* _YOUR GOAL_
Please write the listing below out again exactly, leaving every picture behind.

* _Items listed in a dataset_
>>

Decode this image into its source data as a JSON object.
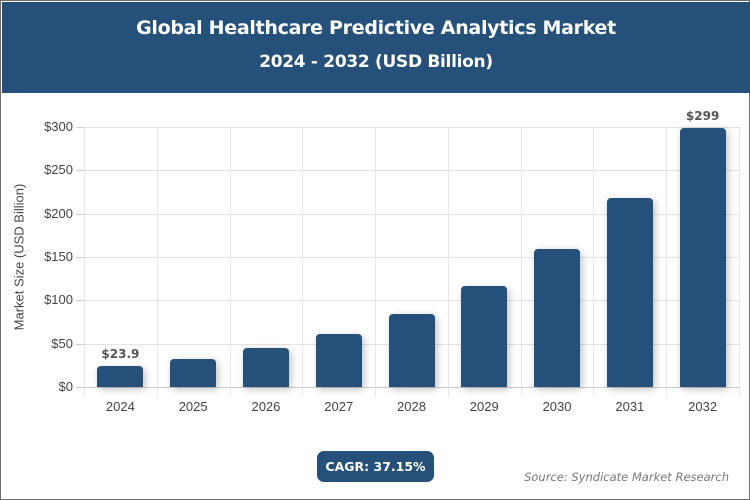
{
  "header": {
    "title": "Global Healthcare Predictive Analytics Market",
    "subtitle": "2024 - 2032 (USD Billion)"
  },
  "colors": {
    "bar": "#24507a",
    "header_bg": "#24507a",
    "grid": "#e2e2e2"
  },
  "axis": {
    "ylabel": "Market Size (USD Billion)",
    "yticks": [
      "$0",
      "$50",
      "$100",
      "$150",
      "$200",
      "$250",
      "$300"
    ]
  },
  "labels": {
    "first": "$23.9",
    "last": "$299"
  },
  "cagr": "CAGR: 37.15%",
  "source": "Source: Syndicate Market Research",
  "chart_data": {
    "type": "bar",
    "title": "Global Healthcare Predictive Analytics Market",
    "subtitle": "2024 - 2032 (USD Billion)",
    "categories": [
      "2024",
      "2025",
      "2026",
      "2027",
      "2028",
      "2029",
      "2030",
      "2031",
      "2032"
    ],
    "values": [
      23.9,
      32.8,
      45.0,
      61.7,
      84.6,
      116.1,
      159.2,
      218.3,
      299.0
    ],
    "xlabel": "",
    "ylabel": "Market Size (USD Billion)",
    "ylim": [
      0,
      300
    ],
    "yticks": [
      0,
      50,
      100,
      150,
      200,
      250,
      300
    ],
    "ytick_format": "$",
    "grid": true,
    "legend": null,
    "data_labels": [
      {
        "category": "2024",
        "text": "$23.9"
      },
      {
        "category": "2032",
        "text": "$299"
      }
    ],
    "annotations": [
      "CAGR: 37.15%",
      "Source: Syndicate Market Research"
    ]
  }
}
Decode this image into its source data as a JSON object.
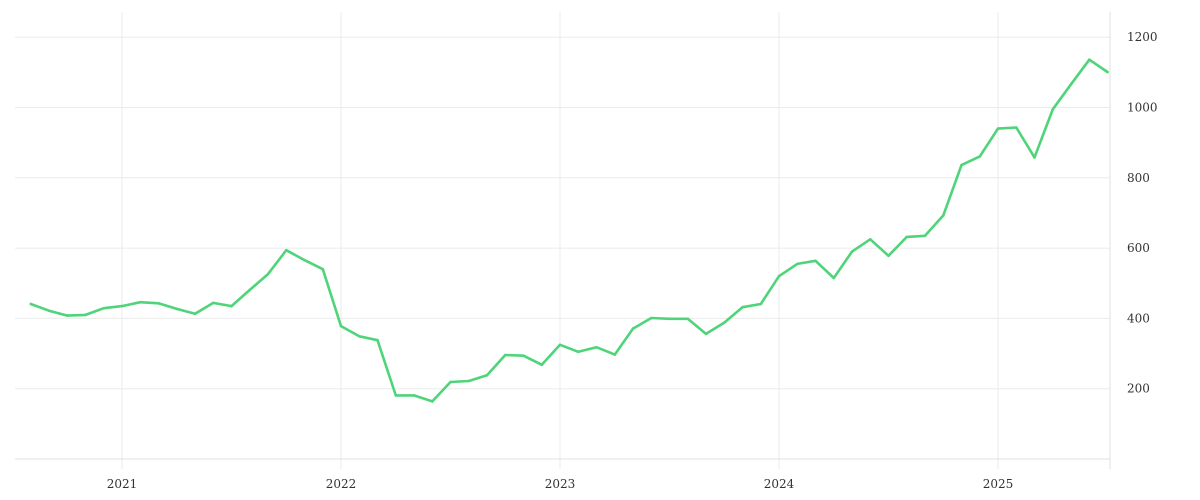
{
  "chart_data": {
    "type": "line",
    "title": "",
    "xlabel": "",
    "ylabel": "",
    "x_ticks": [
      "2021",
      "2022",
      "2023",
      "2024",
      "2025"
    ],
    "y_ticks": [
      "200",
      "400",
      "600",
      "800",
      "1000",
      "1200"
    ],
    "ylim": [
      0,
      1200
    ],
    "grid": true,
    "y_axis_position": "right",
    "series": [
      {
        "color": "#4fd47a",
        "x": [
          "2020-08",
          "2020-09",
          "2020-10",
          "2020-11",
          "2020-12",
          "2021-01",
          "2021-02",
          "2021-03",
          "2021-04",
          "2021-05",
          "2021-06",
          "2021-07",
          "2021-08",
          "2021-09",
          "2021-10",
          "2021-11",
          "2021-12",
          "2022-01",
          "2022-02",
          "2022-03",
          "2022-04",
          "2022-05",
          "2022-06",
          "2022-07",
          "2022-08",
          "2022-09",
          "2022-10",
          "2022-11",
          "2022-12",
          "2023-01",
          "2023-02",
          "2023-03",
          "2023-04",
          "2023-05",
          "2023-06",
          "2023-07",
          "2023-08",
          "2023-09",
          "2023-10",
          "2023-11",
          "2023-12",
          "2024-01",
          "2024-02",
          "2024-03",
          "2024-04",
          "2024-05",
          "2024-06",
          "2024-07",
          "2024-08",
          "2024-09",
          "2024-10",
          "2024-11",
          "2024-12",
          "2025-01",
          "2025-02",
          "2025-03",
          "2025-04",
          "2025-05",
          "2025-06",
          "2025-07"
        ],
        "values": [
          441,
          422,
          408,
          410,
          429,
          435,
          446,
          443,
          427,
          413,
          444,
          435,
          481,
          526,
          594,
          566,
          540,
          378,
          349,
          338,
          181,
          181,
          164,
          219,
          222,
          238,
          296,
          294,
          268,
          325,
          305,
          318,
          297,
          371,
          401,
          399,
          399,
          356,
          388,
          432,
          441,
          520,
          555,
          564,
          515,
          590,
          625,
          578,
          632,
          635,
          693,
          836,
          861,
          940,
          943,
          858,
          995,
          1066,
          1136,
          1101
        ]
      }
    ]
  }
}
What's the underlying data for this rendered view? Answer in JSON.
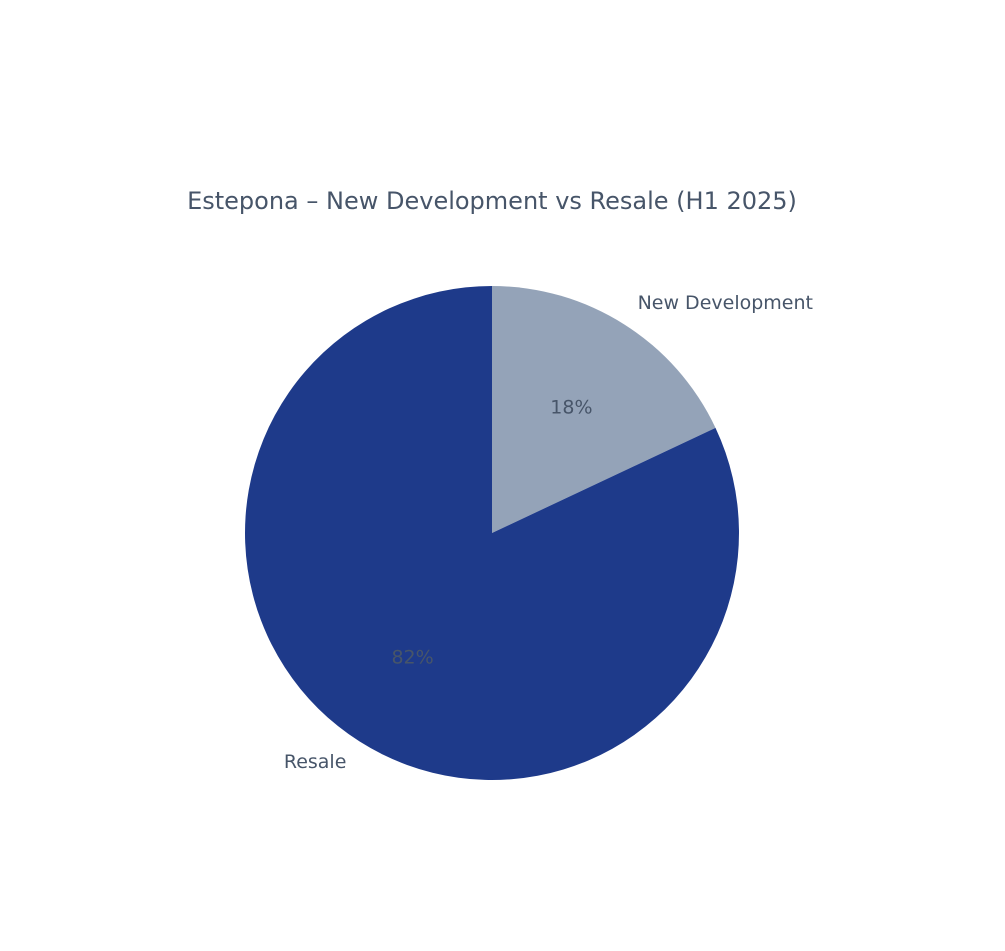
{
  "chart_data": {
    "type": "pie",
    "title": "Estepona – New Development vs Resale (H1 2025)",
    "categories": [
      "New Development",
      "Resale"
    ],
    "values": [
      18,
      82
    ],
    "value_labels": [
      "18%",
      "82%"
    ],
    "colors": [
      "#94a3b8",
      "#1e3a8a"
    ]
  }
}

<<

* _TASK ANSWER_
Decode this image into its source data as a JSON object.
{
  "header": {
    "title": "Global Healthcare Predictive Analytics Market",
    "subtitle": "2024 - 2032 (USD Billion)"
  },
  "colors": {
    "bar": "#24507a",
    "header_bg": "#24507a",
    "grid": "#e2e2e2"
  },
  "axis": {
    "ylabel": "Market Size (USD Billion)",
    "yticks": [
      "$0",
      "$50",
      "$100",
      "$150",
      "$200",
      "$250",
      "$300"
    ]
  },
  "labels": {
    "first": "$23.9",
    "last": "$299"
  },
  "cagr": "CAGR: 37.15%",
  "source": "Source: Syndicate Market Research",
  "chart_data": {
    "type": "bar",
    "title": "Global Healthcare Predictive Analytics Market",
    "subtitle": "2024 - 2032 (USD Billion)",
    "categories": [
      "2024",
      "2025",
      "2026",
      "2027",
      "2028",
      "2029",
      "2030",
      "2031",
      "2032"
    ],
    "values": [
      23.9,
      32.8,
      45.0,
      61.7,
      84.6,
      116.1,
      159.2,
      218.3,
      299.0
    ],
    "xlabel": "",
    "ylabel": "Market Size (USD Billion)",
    "ylim": [
      0,
      300
    ],
    "yticks": [
      0,
      50,
      100,
      150,
      200,
      250,
      300
    ],
    "ytick_format": "$",
    "grid": true,
    "legend": null,
    "data_labels": [
      {
        "category": "2024",
        "text": "$23.9"
      },
      {
        "category": "2032",
        "text": "$299"
      }
    ],
    "annotations": [
      "CAGR: 37.15%",
      "Source: Syndicate Market Research"
    ]
  }
}
Decode this image into its source data as a JSON object.
{
  "chart_data": {
    "type": "line",
    "title": "",
    "xlabel": "",
    "ylabel": "",
    "x_ticks": [
      "2021",
      "2022",
      "2023",
      "2024",
      "2025"
    ],
    "y_ticks": [
      "200",
      "400",
      "600",
      "800",
      "1000",
      "1200"
    ],
    "ylim": [
      0,
      1200
    ],
    "grid": true,
    "y_axis_position": "right",
    "series": [
      {
        "color": "#4fd47a",
        "x": [
          "2020-08",
          "2020-09",
          "2020-10",
          "2020-11",
          "2020-12",
          "2021-01",
          "2021-02",
          "2021-03",
          "2021-04",
          "2021-05",
          "2021-06",
          "2021-07",
          "2021-08",
          "2021-09",
          "2021-10",
          "2021-11",
          "2021-12",
          "2022-01",
          "2022-02",
          "2022-03",
          "2022-04",
          "2022-05",
          "2022-06",
          "2022-07",
          "2022-08",
          "2022-09",
          "2022-10",
          "2022-11",
          "2022-12",
          "2023-01",
          "2023-02",
          "2023-03",
          "2023-04",
          "2023-05",
          "2023-06",
          "2023-07",
          "2023-08",
          "2023-09",
          "2023-10",
          "2023-11",
          "2023-12",
          "2024-01",
          "2024-02",
          "2024-03",
          "2024-04",
          "2024-05",
          "2024-06",
          "2024-07",
          "2024-08",
          "2024-09",
          "2024-10",
          "2024-11",
          "2024-12",
          "2025-01",
          "2025-02",
          "2025-03",
          "2025-04",
          "2025-05",
          "2025-06",
          "2025-07"
        ],
        "values": [
          441,
          422,
          408,
          410,
          429,
          435,
          446,
          443,
          427,
          413,
          444,
          435,
          481,
          526,
          594,
          566,
          540,
          378,
          349,
          338,
          181,
          181,
          164,
          219,
          222,
          238,
          296,
          294,
          268,
          325,
          305,
          318,
          297,
          371,
          401,
          399,
          399,
          356,
          388,
          432,
          441,
          520,
          555,
          564,
          515,
          590,
          625,
          578,
          632,
          635,
          693,
          836,
          861,
          940,
          943,
          858,
          995,
          1066,
          1136,
          1101
        ]
      }
    ]
  }
}
What's the underlying data for this rendered view? Answer in JSON.
{
  "chart_data": {
    "type": "pie",
    "title": "Estepona – New Development vs Resale (H1 2025)",
    "categories": [
      "New Development",
      "Resale"
    ],
    "values": [
      18,
      82
    ],
    "value_labels": [
      "18%",
      "82%"
    ],
    "colors": [
      "#94a3b8",
      "#1e3a8a"
    ]
  }
}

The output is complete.